Task description: Change every "legend-swatch" to "legend-marker" in the part that opens with the line containing "bar (169, 368, 180, 374)" and runs through the end of the lines. Give back that part alone, with nothing else altered.

☆ ☆ ☆

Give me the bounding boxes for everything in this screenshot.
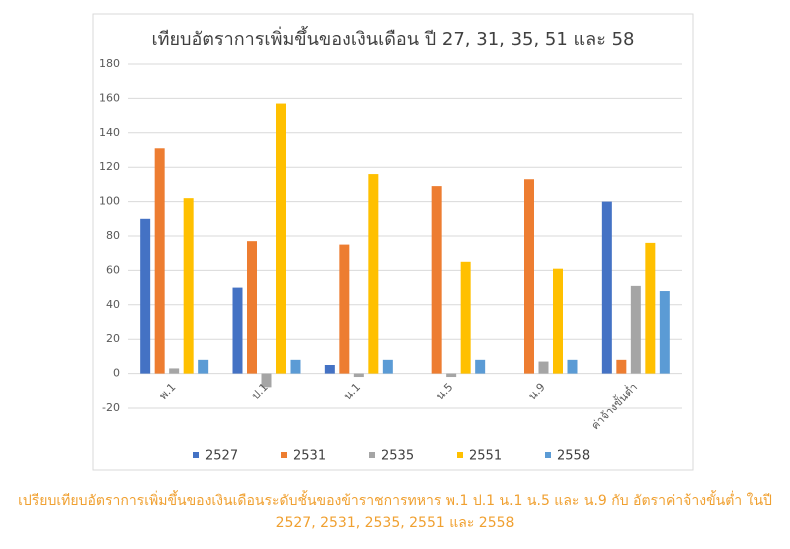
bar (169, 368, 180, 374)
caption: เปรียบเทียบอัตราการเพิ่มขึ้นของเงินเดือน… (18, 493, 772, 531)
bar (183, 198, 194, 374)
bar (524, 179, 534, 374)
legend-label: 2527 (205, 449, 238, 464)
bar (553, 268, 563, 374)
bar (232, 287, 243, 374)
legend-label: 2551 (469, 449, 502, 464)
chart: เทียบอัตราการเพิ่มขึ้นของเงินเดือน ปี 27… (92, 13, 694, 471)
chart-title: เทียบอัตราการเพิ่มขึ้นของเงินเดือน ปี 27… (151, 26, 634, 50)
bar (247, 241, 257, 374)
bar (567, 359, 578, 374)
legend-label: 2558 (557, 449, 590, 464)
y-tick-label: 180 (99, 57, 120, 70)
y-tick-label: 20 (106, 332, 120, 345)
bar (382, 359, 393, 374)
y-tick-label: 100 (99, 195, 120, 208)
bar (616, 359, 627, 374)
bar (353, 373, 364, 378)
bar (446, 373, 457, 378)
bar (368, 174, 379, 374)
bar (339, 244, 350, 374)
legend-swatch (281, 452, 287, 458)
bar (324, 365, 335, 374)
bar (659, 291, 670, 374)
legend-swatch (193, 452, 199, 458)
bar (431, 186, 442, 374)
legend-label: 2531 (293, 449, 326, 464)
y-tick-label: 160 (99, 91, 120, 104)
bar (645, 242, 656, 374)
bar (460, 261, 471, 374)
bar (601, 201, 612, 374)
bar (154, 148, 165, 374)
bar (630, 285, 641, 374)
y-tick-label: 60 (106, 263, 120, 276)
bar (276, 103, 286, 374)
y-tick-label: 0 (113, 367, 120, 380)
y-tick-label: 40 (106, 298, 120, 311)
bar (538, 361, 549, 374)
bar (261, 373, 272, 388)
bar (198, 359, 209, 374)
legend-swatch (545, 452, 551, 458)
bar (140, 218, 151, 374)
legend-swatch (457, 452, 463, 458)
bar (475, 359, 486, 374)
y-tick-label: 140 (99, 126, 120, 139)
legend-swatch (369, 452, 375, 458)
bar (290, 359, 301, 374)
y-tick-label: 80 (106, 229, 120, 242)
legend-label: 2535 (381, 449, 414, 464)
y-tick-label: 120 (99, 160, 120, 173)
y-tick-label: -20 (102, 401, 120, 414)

☆ ☆ ☆

Response:
bar (169, 368, 180, 374)
caption: เปรียบเทียบอัตราการเพิ่มขึ้นของเงินเดือน… (18, 493, 772, 531)
bar (183, 198, 194, 374)
bar (524, 179, 534, 374)
legend-label: 2527 (205, 449, 238, 464)
bar (553, 268, 563, 374)
bar (232, 287, 243, 374)
legend-label: 2551 (469, 449, 502, 464)
chart: เทียบอัตราการเพิ่มขึ้นของเงินเดือน ปี 27… (92, 13, 694, 471)
chart-title: เทียบอัตราการเพิ่มขึ้นของเงินเดือน ปี 27… (151, 26, 634, 50)
bar (247, 241, 257, 374)
bar (567, 359, 578, 374)
legend-label: 2558 (557, 449, 590, 464)
y-tick-label: 180 (99, 57, 120, 70)
y-tick-label: 20 (106, 332, 120, 345)
bar (382, 359, 393, 374)
y-tick-label: 100 (99, 195, 120, 208)
bar (616, 359, 627, 374)
bar (353, 373, 364, 378)
bar (446, 373, 457, 378)
bar (368, 174, 379, 374)
bar (339, 244, 350, 374)
legend-marker (281, 452, 287, 458)
bar (324, 365, 335, 374)
bar (659, 291, 670, 374)
legend-marker (193, 452, 199, 458)
bar (431, 186, 442, 374)
legend-label: 2531 (293, 449, 326, 464)
y-tick-label: 160 (99, 91, 120, 104)
bar (645, 242, 656, 374)
bar (460, 261, 471, 374)
bar (601, 201, 612, 374)
bar (154, 148, 165, 374)
bar (630, 285, 641, 374)
y-tick-label: 60 (106, 263, 120, 276)
bar (276, 103, 286, 374)
y-tick-label: 0 (113, 367, 120, 380)
y-tick-label: 40 (106, 298, 120, 311)
bar (538, 361, 549, 374)
bar (261, 373, 272, 388)
bar (198, 359, 209, 374)
legend-marker (545, 452, 551, 458)
bar (140, 218, 151, 374)
legend-marker (457, 452, 463, 458)
bar (475, 359, 486, 374)
y-tick-label: 140 (99, 126, 120, 139)
legend-marker (369, 452, 375, 458)
bar (290, 359, 301, 374)
y-tick-label: 80 (106, 229, 120, 242)
legend-label: 2535 (381, 449, 414, 464)
y-tick-label: 120 (99, 160, 120, 173)
y-tick-label: -20 (102, 401, 120, 414)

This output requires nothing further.